▸ INSTRUCTION
Each line below should be quoted exactly, please.

▸ MATERIAL FOR THE TASK
* start *
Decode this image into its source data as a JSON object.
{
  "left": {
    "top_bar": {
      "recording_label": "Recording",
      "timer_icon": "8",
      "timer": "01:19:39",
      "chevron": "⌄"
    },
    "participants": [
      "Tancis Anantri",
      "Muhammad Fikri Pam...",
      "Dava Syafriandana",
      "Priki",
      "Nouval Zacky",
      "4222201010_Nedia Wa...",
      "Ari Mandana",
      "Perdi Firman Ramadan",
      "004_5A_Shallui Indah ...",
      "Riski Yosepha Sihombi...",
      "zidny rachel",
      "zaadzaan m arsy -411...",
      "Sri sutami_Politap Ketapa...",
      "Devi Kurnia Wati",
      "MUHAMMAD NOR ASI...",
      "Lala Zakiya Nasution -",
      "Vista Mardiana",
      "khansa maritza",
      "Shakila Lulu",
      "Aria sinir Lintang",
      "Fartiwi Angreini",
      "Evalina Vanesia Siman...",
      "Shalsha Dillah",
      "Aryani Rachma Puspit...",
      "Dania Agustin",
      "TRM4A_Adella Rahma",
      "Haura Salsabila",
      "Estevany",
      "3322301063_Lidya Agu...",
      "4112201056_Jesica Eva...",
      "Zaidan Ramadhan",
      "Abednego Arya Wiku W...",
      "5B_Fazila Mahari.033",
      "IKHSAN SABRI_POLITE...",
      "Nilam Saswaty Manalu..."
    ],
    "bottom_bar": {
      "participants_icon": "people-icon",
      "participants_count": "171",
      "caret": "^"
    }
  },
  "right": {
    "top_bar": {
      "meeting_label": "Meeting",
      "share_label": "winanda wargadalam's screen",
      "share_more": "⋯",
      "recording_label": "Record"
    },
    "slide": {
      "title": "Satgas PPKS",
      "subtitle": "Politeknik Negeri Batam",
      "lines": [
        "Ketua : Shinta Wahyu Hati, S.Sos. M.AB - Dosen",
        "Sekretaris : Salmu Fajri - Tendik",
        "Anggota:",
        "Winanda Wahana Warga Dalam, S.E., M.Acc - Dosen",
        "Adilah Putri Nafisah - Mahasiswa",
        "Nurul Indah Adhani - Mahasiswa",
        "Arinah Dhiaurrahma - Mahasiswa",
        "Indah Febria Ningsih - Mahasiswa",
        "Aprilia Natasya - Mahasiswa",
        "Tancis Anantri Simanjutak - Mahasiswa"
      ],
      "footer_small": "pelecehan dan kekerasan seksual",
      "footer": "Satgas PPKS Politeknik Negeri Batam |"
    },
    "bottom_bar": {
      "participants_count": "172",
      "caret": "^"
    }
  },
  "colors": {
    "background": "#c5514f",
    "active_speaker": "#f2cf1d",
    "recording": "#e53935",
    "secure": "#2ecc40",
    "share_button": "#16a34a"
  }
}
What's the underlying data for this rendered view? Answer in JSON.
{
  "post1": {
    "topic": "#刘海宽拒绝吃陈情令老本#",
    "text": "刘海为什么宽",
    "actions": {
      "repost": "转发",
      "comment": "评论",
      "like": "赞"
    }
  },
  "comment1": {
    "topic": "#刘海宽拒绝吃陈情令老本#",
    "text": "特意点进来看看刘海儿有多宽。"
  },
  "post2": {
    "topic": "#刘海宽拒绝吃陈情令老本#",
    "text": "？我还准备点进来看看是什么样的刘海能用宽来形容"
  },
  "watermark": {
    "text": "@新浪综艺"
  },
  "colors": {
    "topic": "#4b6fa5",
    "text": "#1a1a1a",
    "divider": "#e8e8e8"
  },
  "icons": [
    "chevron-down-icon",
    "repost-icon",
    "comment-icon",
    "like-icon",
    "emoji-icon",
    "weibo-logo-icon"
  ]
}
* end *
▸ REPLY
Decode this image into its source data as a JSON object.
{
  "left": {
    "top_bar": {
      "recording_label": "Recording",
      "timer_icon": "8",
      "timer": "01:19:39",
      "chevron": "⌄"
    },
    "participants": [
      "Tancis Anantri",
      "Muhammad Fikri Pam...",
      "Dava Syafriandana",
      "Priki",
      "Nouval Zacky",
      "4222201010_Nedia Wa...",
      "Ari Mandana",
      "Perdi Firman Ramadan",
      "004_5A_Shallui Indah ...",
      "Riski Yosepha Sihombi...",
      "zidny rachel",
      "zaadzaan m arsy -411...",
      "Sri sutami_Politap Ketapa...",
      "Devi Kurnia Wati",
      "MUHAMMAD NOR ASI...",
      "Lala Zakiya Nasution -",
      "Vista Mardiana",
      "khansa maritza",
      "Shakila Lulu",
      "Aria sinir Lintang",
      "Fartiwi Angreini",
      "Evalina Vanesia Siman...",
      "Shalsha Dillah",
      "Aryani Rachma Puspit...",
      "Dania Agustin",
      "TRM4A_Adella Rahma",
      "Haura Salsabila",
      "Estevany",
      "3322301063_Lidya Agu...",
      "4112201056_Jesica Eva...",
      "Zaidan Ramadhan",
      "Abednego Arya Wiku W...",
      "5B_Fazila Mahari.033",
      "IKHSAN SABRI_POLITE...",
      "Nilam Saswaty Manalu..."
    ],
    "bottom_bar": {
      "participants_icon": "people-icon",
      "participants_count": "171",
      "caret": "^"
    }
  },
  "right": {
    "top_bar": {
      "meeting_label": "Meeting",
      "share_label": "winanda wargadalam's screen",
      "share_more": "⋯",
      "recording_label": "Record"
    },
    "slide": {
      "title": "Satgas PPKS",
      "subtitle": "Politeknik Negeri Batam",
      "lines": [
        "Ketua : Shinta Wahyu Hati, S.Sos. M.AB - Dosen",
        "Sekretaris : Salmu Fajri - Tendik",
        "Anggota:",
        "Winanda Wahana Warga Dalam, S.E., M.Acc - Dosen",
        "Adilah Putri Nafisah - Mahasiswa",
        "Nurul Indah Adhani - Mahasiswa",
        "Arinah Dhiaurrahma - Mahasiswa",
        "Indah Febria Ningsih - Mahasiswa",
        "Aprilia Natasya - Mahasiswa",
        "Tancis Anantri Simanjutak - Mahasiswa"
      ],
      "footer_small": "pelecehan dan kekerasan seksual",
      "footer": "Satgas PPKS Politeknik Negeri Batam |"
    },
    "bottom_bar": {
      "participants_count": "172",
      "caret": "^"
    }
  },
  "colors": {
    "background": "#c5514f",
    "active_speaker": "#f2cf1d",
    "recording": "#e53935",
    "secure": "#2ecc40",
    "share_button": "#16a34a"
  }
}
What's the underlying data for this rendered view? Answer in JSON.
{
  "post1": {
    "topic": "#刘海宽拒绝吃陈情令老本#",
    "text": "刘海为什么宽",
    "actions": {
      "repost": "转发",
      "comment": "评论",
      "like": "赞"
    }
  },
  "comment1": {
    "topic": "#刘海宽拒绝吃陈情令老本#",
    "text": "特意点进来看看刘海儿有多宽。"
  },
  "post2": {
    "topic": "#刘海宽拒绝吃陈情令老本#",
    "text": "？我还准备点进来看看是什么样的刘海能用宽来形容"
  },
  "watermark": {
    "text": "@新浪综艺"
  },
  "colors": {
    "topic": "#4b6fa5",
    "text": "#1a1a1a",
    "divider": "#e8e8e8"
  },
  "icons": [
    "chevron-down-icon",
    "repost-icon",
    "comment-icon",
    "like-icon",
    "emoji-icon",
    "weibo-logo-icon"
  ]
}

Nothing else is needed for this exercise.